WHAT YOU ARE ASKED TO DO:
Reproduce every entry below precisely. Pictures are excluded from the copy.

(Structured figure records)
....
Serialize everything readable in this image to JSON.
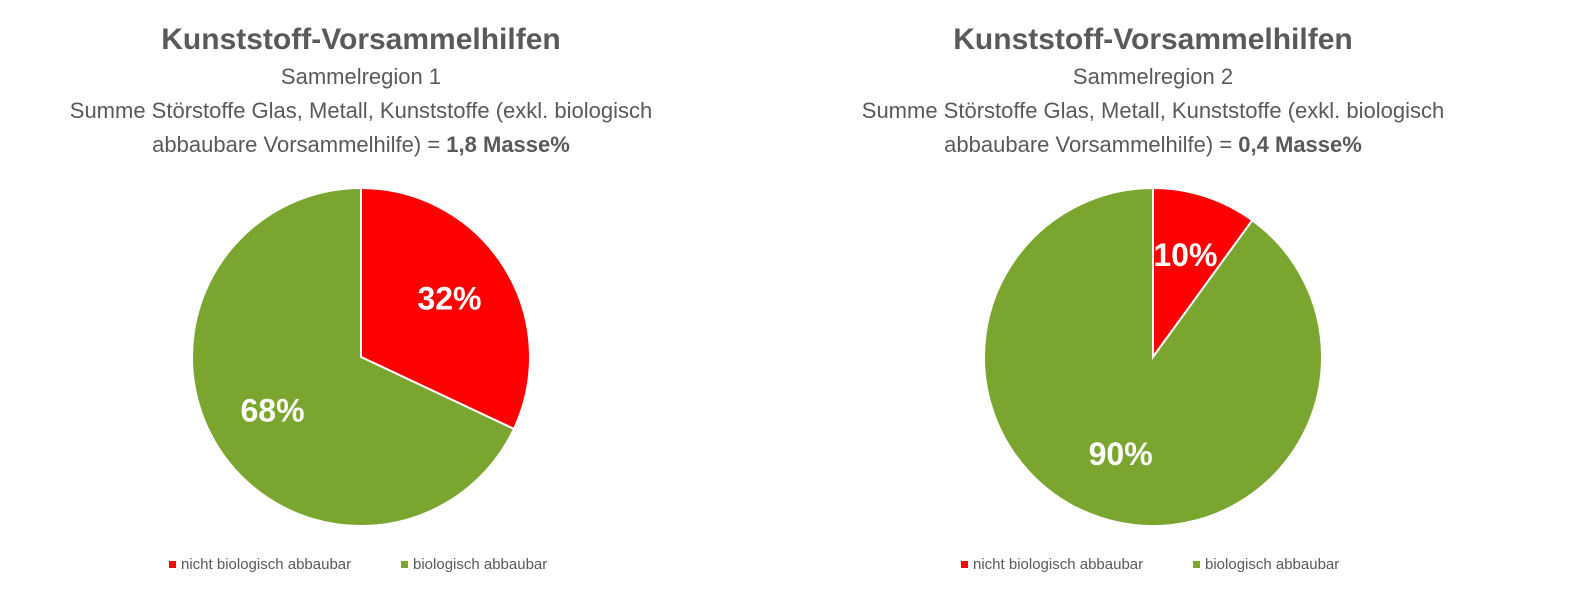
{
  "chart_data": [
    {
      "type": "pie",
      "title": "Kunststoff-Vorsammelhilfen",
      "subtitle": "Sammelregion 1",
      "description": "Summe Störstoffe Glas, Metall, Kunststoffe (exkl. biologisch abbaubare Vorsammelhilfe) = ",
      "highlight": "1,8 Masse%",
      "categories": [
        "nicht biologisch abbaubar",
        "biologisch abbaubar"
      ],
      "values": [
        32,
        68
      ],
      "value_labels": [
        "32%",
        "68%"
      ],
      "colors": [
        "#ff0000",
        "#7aa52f"
      ],
      "legend": "bottom"
    },
    {
      "type": "pie",
      "title": "Kunststoff-Vorsammelhilfen",
      "subtitle": "Sammelregion 2",
      "description": "Summe Störstoffe Glas, Metall, Kunststoffe (exkl. biologisch abbaubare Vorsammelhilfe) = ",
      "highlight": "0,4 Masse%",
      "categories": [
        "nicht biologisch abbaubar",
        "biologisch abbaubar"
      ],
      "values": [
        10,
        90
      ],
      "value_labels": [
        "10%",
        "90%"
      ],
      "colors": [
        "#ff0000",
        "#7aa52f"
      ],
      "legend": "bottom"
    }
  ]
}
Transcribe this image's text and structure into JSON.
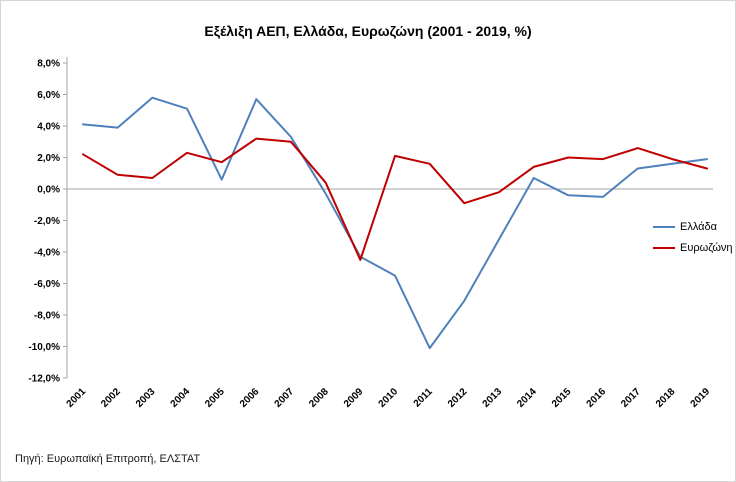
{
  "chart_data": {
    "type": "line",
    "title": "Εξέλιξη ΑΕΠ, Ελλάδα, Ευρωζώνη (2001 - 2019, %)",
    "source": "Πηγή: Ευρωπαϊκή Επιτροπή, ΕΛΣΤΑΤ",
    "categories": [
      "2001",
      "2002",
      "2003",
      "2004",
      "2005",
      "2006",
      "2007",
      "2008",
      "2009",
      "2010",
      "2011",
      "2012",
      "2013",
      "2014",
      "2015",
      "2016",
      "2017",
      "2018",
      "2019"
    ],
    "series": [
      {
        "name": "Ελλάδα",
        "color": "#4f81bd",
        "values": [
          4.1,
          3.9,
          5.8,
          5.1,
          0.6,
          5.7,
          3.3,
          -0.3,
          -4.3,
          -5.5,
          -10.1,
          -7.1,
          -3.2,
          0.7,
          -0.4,
          -0.5,
          1.3,
          1.6,
          1.9
        ]
      },
      {
        "name": "Ευρωζώνη",
        "color": "#c00000",
        "values": [
          2.2,
          0.9,
          0.7,
          2.3,
          1.7,
          3.2,
          3.0,
          0.4,
          -4.5,
          2.1,
          1.6,
          -0.9,
          -0.2,
          1.4,
          2.0,
          1.9,
          2.6,
          1.9,
          1.3
        ]
      }
    ],
    "ylim": [
      -12,
      8
    ],
    "ytick_step": 2,
    "ytick_format": "comma-decimal-percent",
    "xlabel": "",
    "ylabel": "",
    "grid": false,
    "zero_line": true,
    "legend_position": "right-inside",
    "axis_color": "#a6a6a6"
  }
}
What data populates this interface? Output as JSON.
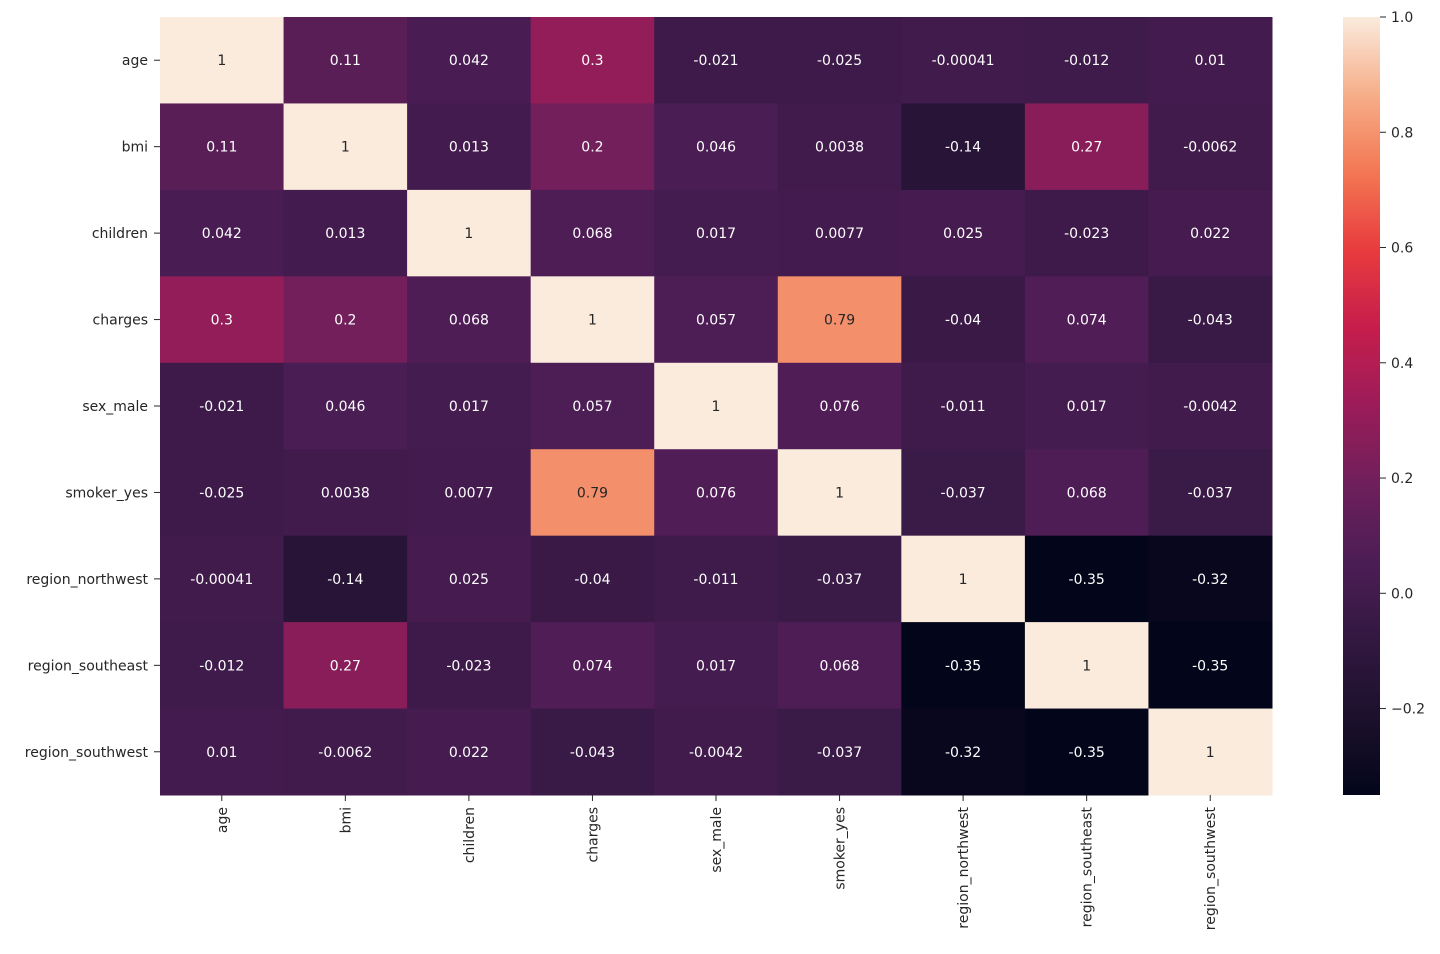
{
  "chart_data": {
    "type": "heatmap",
    "title": "",
    "xlabel": "",
    "ylabel": "",
    "rows": [
      "age",
      "bmi",
      "children",
      "charges",
      "sex_male",
      "smoker_yes",
      "region_northwest",
      "region_southeast",
      "region_southwest"
    ],
    "columns": [
      "age",
      "bmi",
      "children",
      "charges",
      "sex_male",
      "smoker_yes",
      "region_northwest",
      "region_southeast",
      "region_southwest"
    ],
    "values": [
      [
        1,
        0.11,
        0.042,
        0.3,
        -0.021,
        -0.025,
        -0.00041,
        -0.012,
        0.01
      ],
      [
        0.11,
        1,
        0.013,
        0.2,
        0.046,
        0.0038,
        -0.14,
        0.27,
        -0.0062
      ],
      [
        0.042,
        0.013,
        1,
        0.068,
        0.017,
        0.0077,
        0.025,
        -0.023,
        0.022
      ],
      [
        0.3,
        0.2,
        0.068,
        1,
        0.057,
        0.79,
        -0.04,
        0.074,
        -0.043
      ],
      [
        -0.021,
        0.046,
        0.017,
        0.057,
        1,
        0.076,
        -0.011,
        0.017,
        -0.0042
      ],
      [
        -0.025,
        0.0038,
        0.0077,
        0.79,
        0.076,
        1,
        -0.037,
        0.068,
        -0.037
      ],
      [
        -0.00041,
        -0.14,
        0.025,
        -0.04,
        -0.011,
        -0.037,
        1,
        -0.35,
        -0.32
      ],
      [
        -0.012,
        0.27,
        -0.023,
        0.074,
        0.017,
        0.068,
        -0.35,
        1,
        -0.35
      ],
      [
        0.01,
        -0.0062,
        0.022,
        -0.043,
        -0.0042,
        -0.037,
        -0.32,
        -0.35,
        1
      ]
    ],
    "annotations": [
      [
        "1",
        "0.11",
        "0.042",
        "0.3",
        "-0.021",
        "-0.025",
        "-0.00041",
        "-0.012",
        "0.01"
      ],
      [
        "0.11",
        "1",
        "0.013",
        "0.2",
        "0.046",
        "0.0038",
        "-0.14",
        "0.27",
        "-0.0062"
      ],
      [
        "0.042",
        "0.013",
        "1",
        "0.068",
        "0.017",
        "0.0077",
        "0.025",
        "-0.023",
        "0.022"
      ],
      [
        "0.3",
        "0.2",
        "0.068",
        "1",
        "0.057",
        "0.79",
        "-0.04",
        "0.074",
        "-0.043"
      ],
      [
        "-0.021",
        "0.046",
        "0.017",
        "0.057",
        "1",
        "0.076",
        "-0.011",
        "0.017",
        "-0.0042"
      ],
      [
        "-0.025",
        "0.0038",
        "0.0077",
        "0.79",
        "0.076",
        "1",
        "-0.037",
        "0.068",
        "-0.037"
      ],
      [
        "-0.00041",
        "-0.14",
        "0.025",
        "-0.04",
        "-0.011",
        "-0.037",
        "1",
        "-0.35",
        "-0.32"
      ],
      [
        "-0.012",
        "0.27",
        "-0.023",
        "0.074",
        "0.017",
        "0.068",
        "-0.35",
        "1",
        "-0.35"
      ],
      [
        "0.01",
        "-0.0062",
        "0.022",
        "-0.043",
        "-0.0042",
        "-0.037",
        "-0.32",
        "-0.35",
        "1"
      ]
    ],
    "colormap": "rocket",
    "colorbar": {
      "range": [
        -0.35,
        1.0
      ],
      "ticks": [
        1.0,
        0.8,
        0.6,
        0.4,
        0.2,
        0.0,
        -0.2
      ],
      "tick_labels": [
        "1.0",
        "0.8",
        "0.6",
        "0.4",
        "0.2",
        "0.0",
        "−0.2"
      ]
    }
  }
}
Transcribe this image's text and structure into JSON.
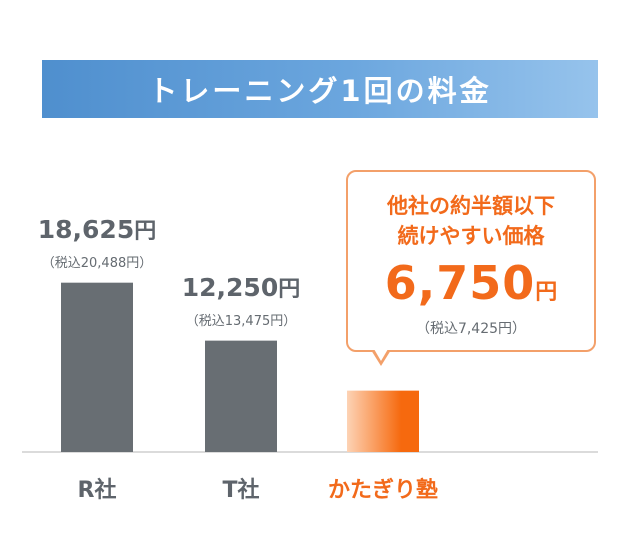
{
  "title": "トレーニング1回の料金",
  "chart_data": {
    "type": "bar",
    "categories": [
      "R社",
      "T社",
      "かたぎり塾"
    ],
    "values": [
      18625,
      12250,
      6750
    ],
    "value_labels": [
      "18,625",
      "12,250",
      "6,750"
    ],
    "unit": "円",
    "tax_labels": [
      "（税込20,488円）",
      "（税込13,475円）",
      "（税込7,425円）"
    ],
    "ylim": [
      0,
      19800
    ],
    "grid": false,
    "colors": {
      "competitor_bar": "#686e73",
      "highlight_bar_start": "#fdd3b5",
      "highlight_bar_end": "#f6690e",
      "competitor_label": "#5e646b",
      "highlight_label": "#f26a1b",
      "baseline": "#cfcfcf"
    }
  },
  "callout": {
    "line1": "他社の約半額以下",
    "line2": "続けやすい価格"
  }
}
....
TASK RESULT:
Serialize everything readable in this image to JSON.
{
  "chart_data": [
    {
      "type": "pie",
      "title": "Kunststoff-Vorsammelhilfen",
      "subtitle": "Sammelregion 1",
      "description": "Summe Störstoffe Glas, Metall, Kunststoffe (exkl. biologisch abbaubare Vorsammelhilfe) = ",
      "highlight": "1,8 Masse%",
      "categories": [
        "nicht biologisch abbaubar",
        "biologisch abbaubar"
      ],
      "values": [
        32,
        68
      ],
      "value_labels": [
        "32%",
        "68%"
      ],
      "colors": [
        "#ff0000",
        "#7aa52f"
      ],
      "legend": "bottom"
    },
    {
      "type": "pie",
      "title": "Kunststoff-Vorsammelhilfen",
      "subtitle": "Sammelregion 2",
      "description": "Summe Störstoffe Glas, Metall, Kunststoffe (exkl. biologisch abbaubare Vorsammelhilfe) = ",
      "highlight": "0,4 Masse%",
      "categories": [
        "nicht biologisch abbaubar",
        "biologisch abbaubar"
      ],
      "values": [
        10,
        90
      ],
      "value_labels": [
        "10%",
        "90%"
      ],
      "colors": [
        "#ff0000",
        "#7aa52f"
      ],
      "legend": "bottom"
    }
  ]
}
Transcribe this image's text and structure into JSON.
{
  "chart_data": {
    "type": "line",
    "title": "Εξέλιξη ΑΕΠ, Ελλάδα, Ευρωζώνη (2001 - 2019, %)",
    "source": "Πηγή: Ευρωπαϊκή Επιτροπή, ΕΛΣΤΑΤ",
    "categories": [
      "2001",
      "2002",
      "2003",
      "2004",
      "2005",
      "2006",
      "2007",
      "2008",
      "2009",
      "2010",
      "2011",
      "2012",
      "2013",
      "2014",
      "2015",
      "2016",
      "2017",
      "2018",
      "2019"
    ],
    "series": [
      {
        "name": "Ελλάδα",
        "color": "#4f81bd",
        "values": [
          4.1,
          3.9,
          5.8,
          5.1,
          0.6,
          5.7,
          3.3,
          -0.3,
          -4.3,
          -5.5,
          -10.1,
          -7.1,
          -3.2,
          0.7,
          -0.4,
          -0.5,
          1.3,
          1.6,
          1.9
        ]
      },
      {
        "name": "Ευρωζώνη",
        "color": "#c00000",
        "values": [
          2.2,
          0.9,
          0.7,
          2.3,
          1.7,
          3.2,
          3.0,
          0.4,
          -4.5,
          2.1,
          1.6,
          -0.9,
          -0.2,
          1.4,
          2.0,
          1.9,
          2.6,
          1.9,
          1.3
        ]
      }
    ],
    "ylim": [
      -12,
      8
    ],
    "ytick_step": 2,
    "ytick_format": "comma-decimal-percent",
    "xlabel": "",
    "ylabel": "",
    "grid": false,
    "zero_line": true,
    "legend_position": "right-inside",
    "axis_color": "#a6a6a6"
  }
}
What data populates this interface? Output as JSON.
{
  "chart_data": {
    "type": "heatmap",
    "title": "",
    "xlabel": "",
    "ylabel": "",
    "rows": [
      "age",
      "bmi",
      "children",
      "charges",
      "sex_male",
      "smoker_yes",
      "region_northwest",
      "region_southeast",
      "region_southwest"
    ],
    "columns": [
      "age",
      "bmi",
      "children",
      "charges",
      "sex_male",
      "smoker_yes",
      "region_northwest",
      "region_southeast",
      "region_southwest"
    ],
    "values": [
      [
        1,
        0.11,
        0.042,
        0.3,
        -0.021,
        -0.025,
        -0.00041,
        -0.012,
        0.01
      ],
      [
        0.11,
        1,
        0.013,
        0.2,
        0.046,
        0.0038,
        -0.14,
        0.27,
        -0.0062
      ],
      [
        0.042,
        0.013,
        1,
        0.068,
        0.017,
        0.0077,
        0.025,
        -0.023,
        0.022
      ],
      [
        0.3,
        0.2,
        0.068,
        1,
        0.057,
        0.79,
        -0.04,
        0.074,
        -0.043
      ],
      [
        -0.021,
        0.046,
        0.017,
        0.057,
        1,
        0.076,
        -0.011,
        0.017,
        -0.0042
      ],
      [
        -0.025,
        0.0038,
        0.0077,
        0.79,
        0.076,
        1,
        -0.037,
        0.068,
        -0.037
      ],
      [
        -0.00041,
        -0.14,
        0.025,
        -0.04,
        -0.011,
        -0.037,
        1,
        -0.35,
        -0.32
      ],
      [
        -0.012,
        0.27,
        -0.023,
        0.074,
        0.017,
        0.068,
        -0.35,
        1,
        -0.35
      ],
      [
        0.01,
        -0.0062,
        0.022,
        -0.043,
        -0.0042,
        -0.037,
        -0.32,
        -0.35,
        1
      ]
    ],
    "annotations": [
      [
        "1",
        "0.11",
        "0.042",
        "0.3",
        "-0.021",
        "-0.025",
        "-0.00041",
        "-0.012",
        "0.01"
      ],
      [
        "0.11",
        "1",
        "0.013",
        "0.2",
        "0.046",
        "0.0038",
        "-0.14",
        "0.27",
        "-0.0062"
      ],
      [
        "0.042",
        "0.013",
        "1",
        "0.068",
        "0.017",
        "0.0077",
        "0.025",
        "-0.023",
        "0.022"
      ],
      [
        "0.3",
        "0.2",
        "0.068",
        "1",
        "0.057",
        "0.79",
        "-0.04",
        "0.074",
        "-0.043"
      ],
      [
        "-0.021",
        "0.046",
        "0.017",
        "0.057",
        "1",
        "0.076",
        "-0.011",
        "0.017",
        "-0.0042"
      ],
      [
        "-0.025",
        "0.0038",
        "0.0077",
        "0.79",
        "0.076",
        "1",
        "-0.037",
        "0.068",
        "-0.037"
      ],
      [
        "-0.00041",
        "-0.14",
        "0.025",
        "-0.04",
        "-0.011",
        "-0.037",
        "1",
        "-0.35",
        "-0.32"
      ],
      [
        "-0.012",
        "0.27",
        "-0.023",
        "0.074",
        "0.017",
        "0.068",
        "-0.35",
        "1",
        "-0.35"
      ],
      [
        "0.01",
        "-0.0062",
        "0.022",
        "-0.043",
        "-0.0042",
        "-0.037",
        "-0.32",
        "-0.35",
        "1"
      ]
    ],
    "colormap": "rocket",
    "colorbar": {
      "range": [
        -0.35,
        1.0
      ],
      "ticks": [
        1.0,
        0.8,
        0.6,
        0.4,
        0.2,
        0.0,
        -0.2
      ],
      "tick_labels": [
        "1.0",
        "0.8",
        "0.6",
        "0.4",
        "0.2",
        "0.0",
        "−0.2"
      ]
    }
  }
}
Transcribe this image's text and structure into JSON.
{
  "title": "トレーニング1回の料金",
  "chart_data": {
    "type": "bar",
    "categories": [
      "R社",
      "T社",
      "かたぎり塾"
    ],
    "values": [
      18625,
      12250,
      6750
    ],
    "value_labels": [
      "18,625",
      "12,250",
      "6,750"
    ],
    "unit": "円",
    "tax_labels": [
      "（税込20,488円）",
      "（税込13,475円）",
      "（税込7,425円）"
    ],
    "ylim": [
      0,
      19800
    ],
    "grid": false,
    "colors": {
      "competitor_bar": "#686e73",
      "highlight_bar_start": "#fdd3b5",
      "highlight_bar_end": "#f6690e",
      "competitor_label": "#5e646b",
      "highlight_label": "#f26a1b",
      "baseline": "#cfcfcf"
    }
  },
  "callout": {
    "line1": "他社の約半額以下",
    "line2": "続けやすい価格"
  }
}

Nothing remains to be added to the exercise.